▶ **WRITTEN REQUEST**: Below are the records; locate each line with the word "that" and copy it.

▶ **ROWS**:
......

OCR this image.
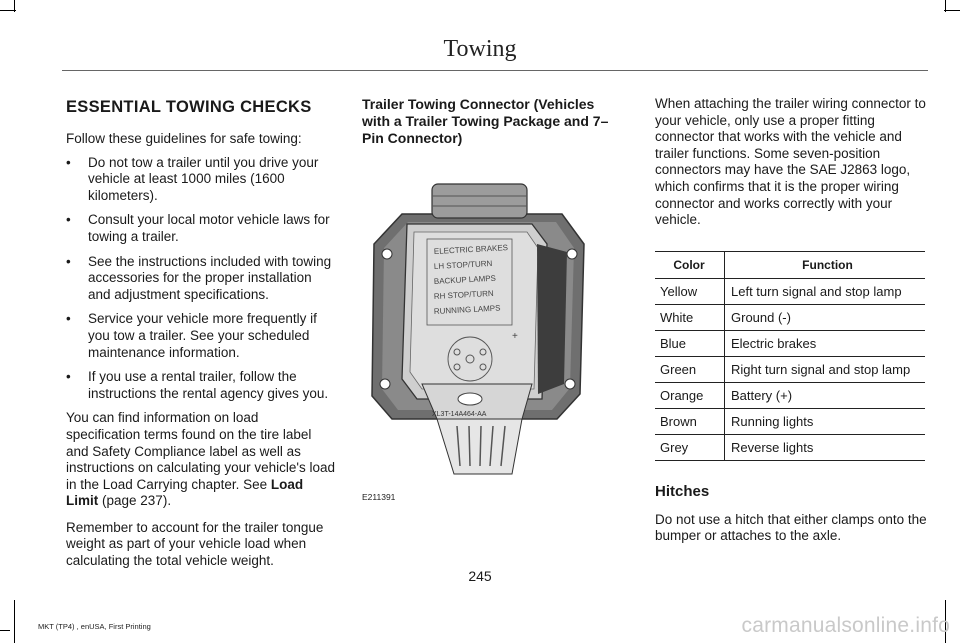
Towing
ESSENTIAL TOWING CHECKS

Follow these guidelines for safe towing:

• Do not tow a trailer until you drive your vehicle at least 1000 miles (1600 kilometers).
• Consult your local motor vehicle laws for towing a trailer.
• See the instructions included with towing accessories for the proper installation and adjustment specifications.
• Service your vehicle more frequently if you tow a trailer. See your scheduled maintenance information.
• If you use a rental trailer, follow the instructions the rental agency gives you.

You can find information on load specification terms found on the tire label and Safety Compliance label as well as instructions on calculating your vehicle's load in the Load Carrying chapter. See Load Limit (page 237).

Remember to account for the trailer tongue weight as part of your vehicle load when calculating the total vehicle weight.

Trailer Towing Connector (Vehicles with a Trailer Towing Package and 7–Pin Connector)

ELECTRIC BRAKES
LH STOP/TURN
BACKUP LAMPS
RH STOP/TURN
RUNNING LAMPS
+
XL3T-14A464-AA
E211391

When attaching the trailer wiring connector to your vehicle, only use a proper fitting connector that works with the vehicle and trailer functions. Some seven-position connectors may have the SAE J2863 logo, which confirms that it is the proper wiring connector and works correctly with your vehicle.

Color	Function
Yellow	Left turn signal and stop lamp
White	Ground (-)
Blue	Electric brakes
Green	Right turn signal and stop lamp
Orange	Battery (+)
Brown	Running lights
Grey	Reverse lights
Hitches

Do not use a hitch that either clamps onto the bumper or attaches to the axle.

245
MKT (TP4) , enUSA, First Printing	carmanualsonline.info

......

▶ **OUTPUT FOR THIS EXERCISE**:
When attaching the trailer wiring connector to your vehicle, only use a proper fitting connector that works with the vehicle and trailer functions. Some seven-position connectors may have the SAE J2863 logo, which confirms that it is the proper wiring connector and works correctly with your vehicle.
Do not use a hitch that either clamps onto the bumper or attaches to the axle.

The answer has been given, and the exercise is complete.